### [YOUR INSTRUCTIONS]
Wherever the word "kwalifikasie" appears in a line, extract that line.

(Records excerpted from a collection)
##############################

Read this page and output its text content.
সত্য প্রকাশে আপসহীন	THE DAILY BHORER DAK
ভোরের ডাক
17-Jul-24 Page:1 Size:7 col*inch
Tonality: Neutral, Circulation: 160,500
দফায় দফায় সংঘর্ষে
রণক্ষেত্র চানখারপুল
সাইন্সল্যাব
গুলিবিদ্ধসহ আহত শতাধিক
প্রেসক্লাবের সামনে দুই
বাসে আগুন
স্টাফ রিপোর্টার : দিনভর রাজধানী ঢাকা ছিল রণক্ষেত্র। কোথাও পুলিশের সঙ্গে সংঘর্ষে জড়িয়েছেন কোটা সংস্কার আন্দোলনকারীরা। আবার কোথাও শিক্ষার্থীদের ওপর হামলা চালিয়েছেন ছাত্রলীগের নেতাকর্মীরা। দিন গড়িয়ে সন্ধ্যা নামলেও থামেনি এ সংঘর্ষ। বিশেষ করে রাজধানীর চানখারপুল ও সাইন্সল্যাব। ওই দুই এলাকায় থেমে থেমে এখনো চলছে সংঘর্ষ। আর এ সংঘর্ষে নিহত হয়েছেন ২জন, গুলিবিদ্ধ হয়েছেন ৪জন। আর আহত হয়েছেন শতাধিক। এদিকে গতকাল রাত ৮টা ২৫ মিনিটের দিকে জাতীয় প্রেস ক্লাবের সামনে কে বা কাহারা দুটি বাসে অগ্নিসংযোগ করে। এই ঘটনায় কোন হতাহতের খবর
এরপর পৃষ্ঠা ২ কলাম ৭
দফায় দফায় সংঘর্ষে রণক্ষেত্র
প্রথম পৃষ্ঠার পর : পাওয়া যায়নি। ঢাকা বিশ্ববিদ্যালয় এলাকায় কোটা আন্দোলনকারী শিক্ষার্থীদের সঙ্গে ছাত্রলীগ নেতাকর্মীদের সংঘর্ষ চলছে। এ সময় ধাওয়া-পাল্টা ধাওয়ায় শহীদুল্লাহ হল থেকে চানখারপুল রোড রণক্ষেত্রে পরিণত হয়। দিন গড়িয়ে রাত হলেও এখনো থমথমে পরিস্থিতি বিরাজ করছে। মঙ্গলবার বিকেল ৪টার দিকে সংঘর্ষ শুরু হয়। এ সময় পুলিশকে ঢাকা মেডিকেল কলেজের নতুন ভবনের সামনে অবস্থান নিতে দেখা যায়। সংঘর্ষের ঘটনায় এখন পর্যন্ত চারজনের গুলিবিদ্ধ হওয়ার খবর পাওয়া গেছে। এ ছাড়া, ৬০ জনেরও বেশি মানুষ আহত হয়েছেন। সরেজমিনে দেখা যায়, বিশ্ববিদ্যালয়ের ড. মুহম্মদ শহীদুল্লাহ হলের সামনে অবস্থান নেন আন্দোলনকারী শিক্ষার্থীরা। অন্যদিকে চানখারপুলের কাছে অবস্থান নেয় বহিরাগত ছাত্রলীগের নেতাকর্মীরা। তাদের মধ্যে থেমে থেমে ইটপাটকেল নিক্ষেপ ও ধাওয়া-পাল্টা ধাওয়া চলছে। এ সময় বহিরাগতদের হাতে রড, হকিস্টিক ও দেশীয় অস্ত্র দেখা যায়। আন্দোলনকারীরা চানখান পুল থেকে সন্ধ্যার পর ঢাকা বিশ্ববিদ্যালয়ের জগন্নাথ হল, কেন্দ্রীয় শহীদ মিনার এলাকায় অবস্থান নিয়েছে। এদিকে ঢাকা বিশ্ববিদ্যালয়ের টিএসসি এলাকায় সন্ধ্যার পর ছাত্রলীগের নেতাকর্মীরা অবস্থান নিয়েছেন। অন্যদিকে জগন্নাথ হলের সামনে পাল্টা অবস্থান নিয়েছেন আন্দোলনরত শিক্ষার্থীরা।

##############################

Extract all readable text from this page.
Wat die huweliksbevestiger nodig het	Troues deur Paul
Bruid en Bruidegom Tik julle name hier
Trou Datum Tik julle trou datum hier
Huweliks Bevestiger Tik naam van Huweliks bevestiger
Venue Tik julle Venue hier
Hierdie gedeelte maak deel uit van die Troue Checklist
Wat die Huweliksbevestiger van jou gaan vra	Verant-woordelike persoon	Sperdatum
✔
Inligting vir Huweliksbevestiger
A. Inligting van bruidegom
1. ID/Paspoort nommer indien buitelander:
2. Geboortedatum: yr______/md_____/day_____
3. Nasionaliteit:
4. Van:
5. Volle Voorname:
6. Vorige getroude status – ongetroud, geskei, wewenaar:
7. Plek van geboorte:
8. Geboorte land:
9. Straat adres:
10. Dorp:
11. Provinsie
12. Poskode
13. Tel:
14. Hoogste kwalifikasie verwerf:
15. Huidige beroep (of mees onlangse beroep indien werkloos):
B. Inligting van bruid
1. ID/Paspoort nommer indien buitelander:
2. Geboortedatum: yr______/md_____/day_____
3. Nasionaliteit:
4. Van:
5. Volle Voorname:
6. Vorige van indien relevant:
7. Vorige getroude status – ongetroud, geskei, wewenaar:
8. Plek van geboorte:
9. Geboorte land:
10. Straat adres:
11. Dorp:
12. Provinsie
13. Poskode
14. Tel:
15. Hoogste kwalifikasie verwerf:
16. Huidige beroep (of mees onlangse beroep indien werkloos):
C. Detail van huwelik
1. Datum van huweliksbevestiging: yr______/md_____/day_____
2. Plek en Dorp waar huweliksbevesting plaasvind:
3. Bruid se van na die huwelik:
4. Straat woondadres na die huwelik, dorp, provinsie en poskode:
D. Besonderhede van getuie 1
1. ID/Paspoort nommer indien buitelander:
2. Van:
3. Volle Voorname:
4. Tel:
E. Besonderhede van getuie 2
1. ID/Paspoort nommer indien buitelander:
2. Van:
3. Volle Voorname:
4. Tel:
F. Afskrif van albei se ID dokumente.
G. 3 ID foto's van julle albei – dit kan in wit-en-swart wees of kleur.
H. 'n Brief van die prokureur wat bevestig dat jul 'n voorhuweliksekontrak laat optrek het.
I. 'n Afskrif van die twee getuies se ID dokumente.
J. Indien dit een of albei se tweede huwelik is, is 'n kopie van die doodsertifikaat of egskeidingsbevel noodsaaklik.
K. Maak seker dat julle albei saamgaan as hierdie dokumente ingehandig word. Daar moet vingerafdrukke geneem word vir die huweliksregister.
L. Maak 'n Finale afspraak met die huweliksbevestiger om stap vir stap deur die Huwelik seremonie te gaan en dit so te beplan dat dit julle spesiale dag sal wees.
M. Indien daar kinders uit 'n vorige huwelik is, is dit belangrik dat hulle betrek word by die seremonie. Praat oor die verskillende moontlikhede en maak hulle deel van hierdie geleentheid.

##############################

### [EXERCISE SOLUTION]
14. Hoogste kwalifikasie verwerf:
15. Hoogste kwalifikasie verwerf:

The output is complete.